_Problem to solve_. Select, from the data, each line where "运动员技术等级系统" occurs.

··· Data to use ···

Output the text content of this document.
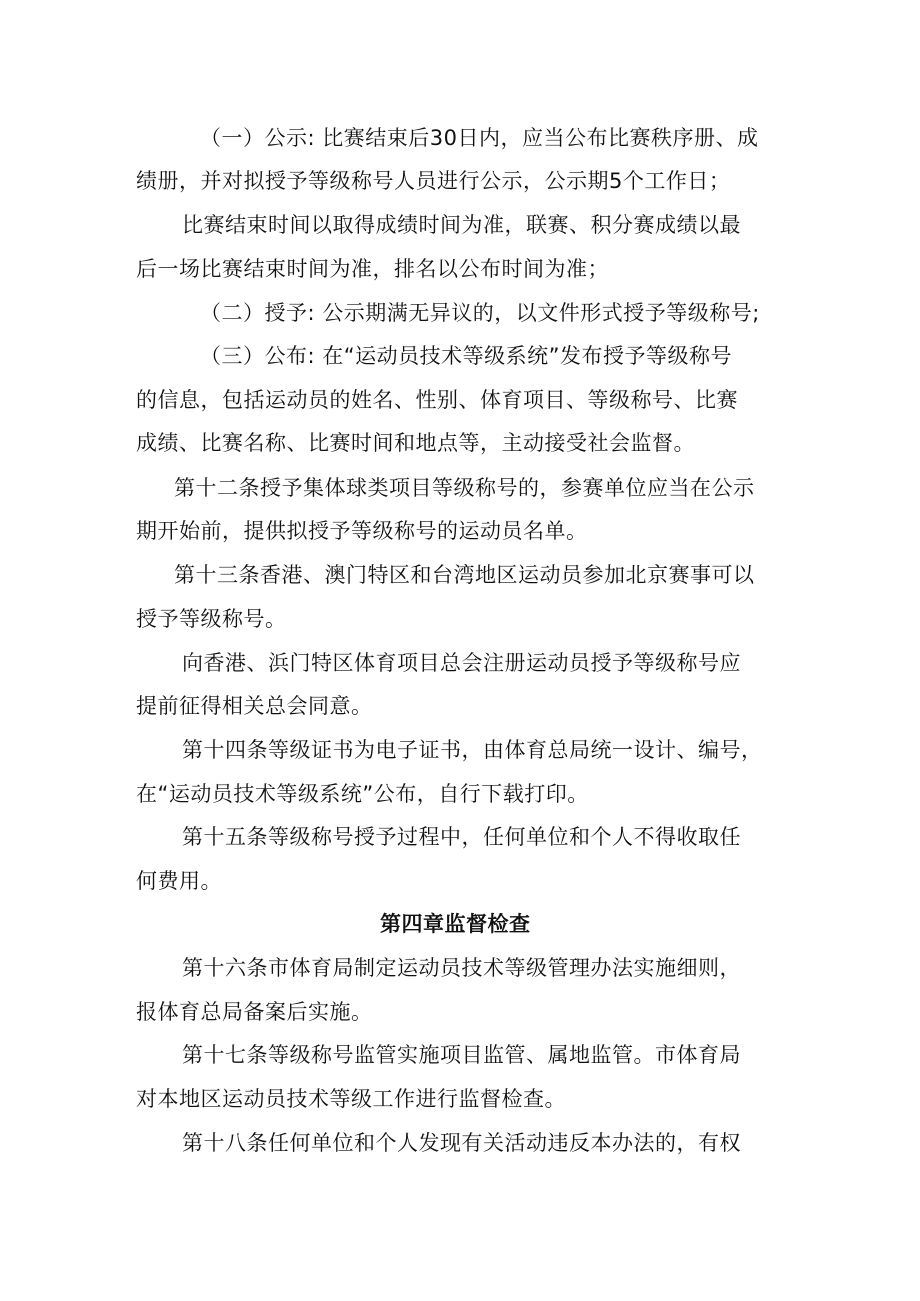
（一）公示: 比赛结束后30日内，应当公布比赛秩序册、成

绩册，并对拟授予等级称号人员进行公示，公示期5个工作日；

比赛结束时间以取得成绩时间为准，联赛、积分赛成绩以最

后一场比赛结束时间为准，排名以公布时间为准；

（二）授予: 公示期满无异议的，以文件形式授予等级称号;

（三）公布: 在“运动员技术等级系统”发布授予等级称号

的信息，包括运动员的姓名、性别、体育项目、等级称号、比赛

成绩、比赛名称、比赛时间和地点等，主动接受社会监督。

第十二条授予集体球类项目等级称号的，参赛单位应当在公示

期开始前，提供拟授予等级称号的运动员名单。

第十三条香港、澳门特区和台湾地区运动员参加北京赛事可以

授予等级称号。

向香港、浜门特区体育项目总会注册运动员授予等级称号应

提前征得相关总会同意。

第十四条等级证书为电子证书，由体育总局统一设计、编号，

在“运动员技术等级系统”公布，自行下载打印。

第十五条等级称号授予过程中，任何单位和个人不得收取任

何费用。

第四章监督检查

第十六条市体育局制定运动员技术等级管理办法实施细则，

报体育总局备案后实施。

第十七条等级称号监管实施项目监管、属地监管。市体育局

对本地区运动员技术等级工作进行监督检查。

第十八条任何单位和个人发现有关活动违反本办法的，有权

···
··· Data to use ···

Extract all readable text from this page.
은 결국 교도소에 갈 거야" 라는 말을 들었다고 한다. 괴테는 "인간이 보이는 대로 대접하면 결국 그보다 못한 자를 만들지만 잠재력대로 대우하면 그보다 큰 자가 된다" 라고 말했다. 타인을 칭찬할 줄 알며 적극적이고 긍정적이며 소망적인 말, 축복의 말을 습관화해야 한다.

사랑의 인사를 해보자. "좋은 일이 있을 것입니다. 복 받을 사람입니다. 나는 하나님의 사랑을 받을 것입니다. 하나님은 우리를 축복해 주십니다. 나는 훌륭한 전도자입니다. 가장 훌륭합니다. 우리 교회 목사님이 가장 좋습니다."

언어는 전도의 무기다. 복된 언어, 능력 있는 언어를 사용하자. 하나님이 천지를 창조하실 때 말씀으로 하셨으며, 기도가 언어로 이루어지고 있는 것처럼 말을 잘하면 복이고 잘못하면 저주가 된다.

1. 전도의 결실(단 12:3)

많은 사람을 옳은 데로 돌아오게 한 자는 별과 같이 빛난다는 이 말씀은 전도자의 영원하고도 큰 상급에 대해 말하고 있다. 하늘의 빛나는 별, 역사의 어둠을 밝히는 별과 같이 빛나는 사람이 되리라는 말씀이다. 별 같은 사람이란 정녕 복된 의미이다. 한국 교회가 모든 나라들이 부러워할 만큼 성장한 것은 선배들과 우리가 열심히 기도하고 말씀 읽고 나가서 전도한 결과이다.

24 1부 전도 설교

···
··· Data to use ···

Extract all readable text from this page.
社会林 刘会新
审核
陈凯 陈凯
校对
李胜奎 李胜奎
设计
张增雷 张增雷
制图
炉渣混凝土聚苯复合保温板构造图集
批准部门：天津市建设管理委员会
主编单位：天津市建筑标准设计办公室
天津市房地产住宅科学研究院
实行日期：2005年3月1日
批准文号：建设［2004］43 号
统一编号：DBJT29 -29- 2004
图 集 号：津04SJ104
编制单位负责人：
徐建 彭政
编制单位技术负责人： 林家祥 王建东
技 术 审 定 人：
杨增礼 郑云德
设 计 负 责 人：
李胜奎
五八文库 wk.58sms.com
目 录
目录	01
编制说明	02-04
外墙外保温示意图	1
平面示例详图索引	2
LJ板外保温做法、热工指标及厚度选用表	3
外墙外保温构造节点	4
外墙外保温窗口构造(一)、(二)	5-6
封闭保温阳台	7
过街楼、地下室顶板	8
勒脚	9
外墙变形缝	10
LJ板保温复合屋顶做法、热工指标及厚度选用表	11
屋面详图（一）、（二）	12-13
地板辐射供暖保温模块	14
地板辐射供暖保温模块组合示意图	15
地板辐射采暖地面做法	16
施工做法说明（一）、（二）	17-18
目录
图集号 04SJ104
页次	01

···

_Full solution_.
（三）公布: 在“运动员技术等级系统”发布授予等级称号
在“运动员技术等级系统”公布，自行下载打印。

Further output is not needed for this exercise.